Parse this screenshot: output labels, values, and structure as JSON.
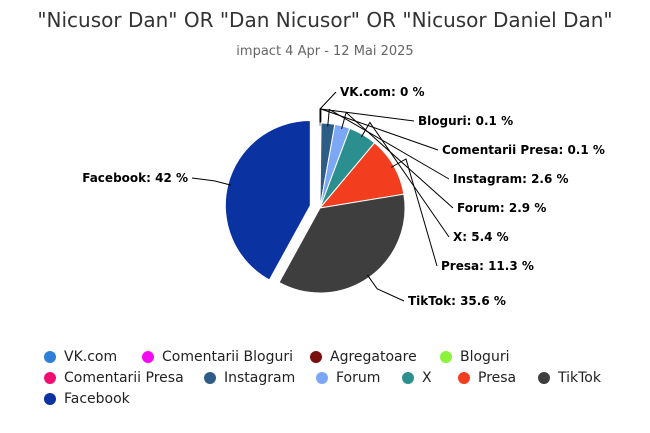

--

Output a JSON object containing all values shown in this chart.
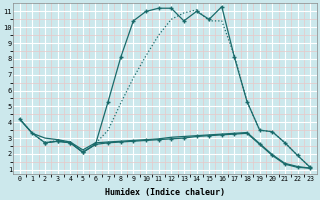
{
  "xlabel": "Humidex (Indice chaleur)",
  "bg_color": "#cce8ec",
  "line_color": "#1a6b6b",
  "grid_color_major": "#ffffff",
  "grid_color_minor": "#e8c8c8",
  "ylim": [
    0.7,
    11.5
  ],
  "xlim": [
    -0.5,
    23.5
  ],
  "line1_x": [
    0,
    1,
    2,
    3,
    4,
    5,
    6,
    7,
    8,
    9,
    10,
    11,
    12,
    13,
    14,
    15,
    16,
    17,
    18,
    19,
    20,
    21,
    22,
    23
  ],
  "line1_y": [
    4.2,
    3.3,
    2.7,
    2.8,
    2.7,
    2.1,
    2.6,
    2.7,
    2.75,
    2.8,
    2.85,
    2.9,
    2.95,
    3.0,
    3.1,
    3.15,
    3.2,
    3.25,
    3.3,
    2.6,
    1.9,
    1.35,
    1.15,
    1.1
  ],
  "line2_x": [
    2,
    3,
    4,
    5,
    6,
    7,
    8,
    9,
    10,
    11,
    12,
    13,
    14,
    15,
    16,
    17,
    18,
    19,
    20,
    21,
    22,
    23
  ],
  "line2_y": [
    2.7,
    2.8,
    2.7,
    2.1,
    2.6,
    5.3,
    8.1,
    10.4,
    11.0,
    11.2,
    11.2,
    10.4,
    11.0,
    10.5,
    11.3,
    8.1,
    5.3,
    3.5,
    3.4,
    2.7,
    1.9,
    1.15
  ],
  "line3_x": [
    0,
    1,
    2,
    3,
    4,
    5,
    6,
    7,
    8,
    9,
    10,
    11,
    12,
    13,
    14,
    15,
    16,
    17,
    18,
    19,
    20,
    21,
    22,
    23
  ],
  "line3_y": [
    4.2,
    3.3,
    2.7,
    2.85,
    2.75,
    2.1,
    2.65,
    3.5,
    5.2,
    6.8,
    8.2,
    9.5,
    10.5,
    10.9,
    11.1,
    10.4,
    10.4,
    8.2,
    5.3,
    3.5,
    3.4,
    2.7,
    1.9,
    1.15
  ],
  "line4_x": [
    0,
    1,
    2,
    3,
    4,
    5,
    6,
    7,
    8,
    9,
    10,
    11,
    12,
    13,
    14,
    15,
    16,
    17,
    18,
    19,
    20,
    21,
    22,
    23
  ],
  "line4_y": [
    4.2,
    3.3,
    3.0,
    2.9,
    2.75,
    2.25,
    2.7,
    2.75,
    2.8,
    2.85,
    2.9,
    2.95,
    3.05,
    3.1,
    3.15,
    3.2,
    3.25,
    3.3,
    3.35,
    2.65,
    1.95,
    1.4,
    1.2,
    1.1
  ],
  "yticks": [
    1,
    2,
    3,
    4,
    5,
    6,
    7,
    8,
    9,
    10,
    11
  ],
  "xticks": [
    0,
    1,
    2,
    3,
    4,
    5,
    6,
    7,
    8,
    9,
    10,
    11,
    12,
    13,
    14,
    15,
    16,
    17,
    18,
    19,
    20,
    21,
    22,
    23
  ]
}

* * *

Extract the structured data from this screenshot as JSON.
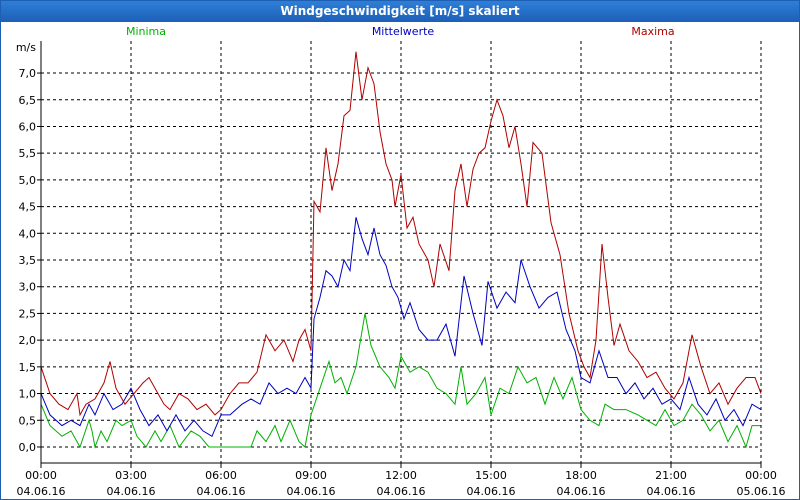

> _BRIEF_: Copy every line of the material in which the word "screenshot" occurs.

> _TASK OUTPUT_:
Parse this screenshot: output labels, values, and structure as JSON.
Extract the structured data from this screenshot as JSON.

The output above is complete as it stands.